• _The request_
Would you copy out the whole listing exactly as given?

• _Given data_
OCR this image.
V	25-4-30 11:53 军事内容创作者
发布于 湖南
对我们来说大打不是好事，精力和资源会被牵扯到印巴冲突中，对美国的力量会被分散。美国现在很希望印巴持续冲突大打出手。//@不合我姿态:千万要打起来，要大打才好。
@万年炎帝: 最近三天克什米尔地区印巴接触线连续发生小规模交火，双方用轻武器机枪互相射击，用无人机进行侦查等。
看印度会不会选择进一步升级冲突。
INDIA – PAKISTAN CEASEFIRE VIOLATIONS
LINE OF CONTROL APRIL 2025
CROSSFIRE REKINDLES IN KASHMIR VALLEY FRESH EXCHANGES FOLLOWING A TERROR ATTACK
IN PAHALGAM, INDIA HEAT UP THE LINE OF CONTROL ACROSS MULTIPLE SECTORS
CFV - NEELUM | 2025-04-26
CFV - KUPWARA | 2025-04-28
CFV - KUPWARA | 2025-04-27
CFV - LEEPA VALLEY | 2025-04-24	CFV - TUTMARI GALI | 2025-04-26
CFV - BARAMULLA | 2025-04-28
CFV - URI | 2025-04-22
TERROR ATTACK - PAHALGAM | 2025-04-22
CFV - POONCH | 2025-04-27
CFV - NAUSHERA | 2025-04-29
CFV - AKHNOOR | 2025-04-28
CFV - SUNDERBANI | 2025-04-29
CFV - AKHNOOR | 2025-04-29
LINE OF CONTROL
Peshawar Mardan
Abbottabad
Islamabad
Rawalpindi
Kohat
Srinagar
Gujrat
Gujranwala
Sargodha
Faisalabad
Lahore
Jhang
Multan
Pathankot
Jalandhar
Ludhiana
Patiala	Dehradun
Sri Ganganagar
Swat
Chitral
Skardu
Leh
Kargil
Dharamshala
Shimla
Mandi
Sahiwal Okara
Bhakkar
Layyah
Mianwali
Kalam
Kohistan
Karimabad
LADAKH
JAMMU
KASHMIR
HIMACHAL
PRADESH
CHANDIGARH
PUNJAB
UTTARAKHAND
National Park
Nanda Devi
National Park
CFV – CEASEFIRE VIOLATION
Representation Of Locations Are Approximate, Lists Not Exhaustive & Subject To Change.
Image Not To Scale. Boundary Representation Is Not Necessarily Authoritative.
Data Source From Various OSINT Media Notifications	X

• _The reply_
OCR this image.
V	25-4-30 11:53 军事内容创作者
发布于 湖南
对我们来说大打不是好事，精力和资源会被牵扯到印巴冲突中，对美国的力量会被分散。美国现在很希望印巴持续冲突大打出手。//@不合我姿态:千万要打起来，要大打才好。
@万年炎帝: 最近三天克什米尔地区印巴接触线连续发生小规模交火，双方用轻武器机枪互相射击，用无人机进行侦查等。
看印度会不会选择进一步升级冲突。
INDIA – PAKISTAN CEASEFIRE VIOLATIONS
LINE OF CONTROL APRIL 2025
CROSSFIRE REKINDLES IN KASHMIR VALLEY FRESH EXCHANGES FOLLOWING A TERROR ATTACK
IN PAHALGAM, INDIA HEAT UP THE LINE OF CONTROL ACROSS MULTIPLE SECTORS
CFV - NEELUM | 2025-04-26
CFV - KUPWARA | 2025-04-28
CFV - KUPWARA | 2025-04-27
CFV - LEEPA VALLEY | 2025-04-24	CFV - TUTMARI GALI | 2025-04-26
CFV - BARAMULLA | 2025-04-28
CFV - URI | 2025-04-22
TERROR ATTACK - PAHALGAM | 2025-04-22
CFV - POONCH | 2025-04-27
CFV - NAUSHERA | 2025-04-29
CFV - AKHNOOR | 2025-04-28
CFV - SUNDERBANI | 2025-04-29
CFV - AKHNOOR | 2025-04-29
LINE OF CONTROL
Peshawar Mardan
Abbottabad
Islamabad
Rawalpindi
Kohat
Srinagar
Gujrat
Gujranwala
Sargodha
Faisalabad
Lahore
Jhang
Multan
Pathankot
Jalandhar
Ludhiana
Patiala	Dehradun
Sri Ganganagar
Swat
Chitral
Skardu
Leh
Kargil
Dharamshala
Shimla
Mandi
Sahiwal Okara
Bhakkar
Layyah
Mianwali
Kalam
Kohistan
Karimabad
LADAKH
JAMMU
KASHMIR
HIMACHAL
PRADESH
CHANDIGARH
PUNJAB
UTTARAKHAND
National Park
Nanda Devi
National Park
CFV – CEASEFIRE VIOLATION
Representation Of Locations Are Approximate, Lists Not Exhaustive & Subject To Change.
Image Not To Scale. Boundary Representation Is Not Necessarily Authoritative.
Data Source From Various OSINT Media Notifications	X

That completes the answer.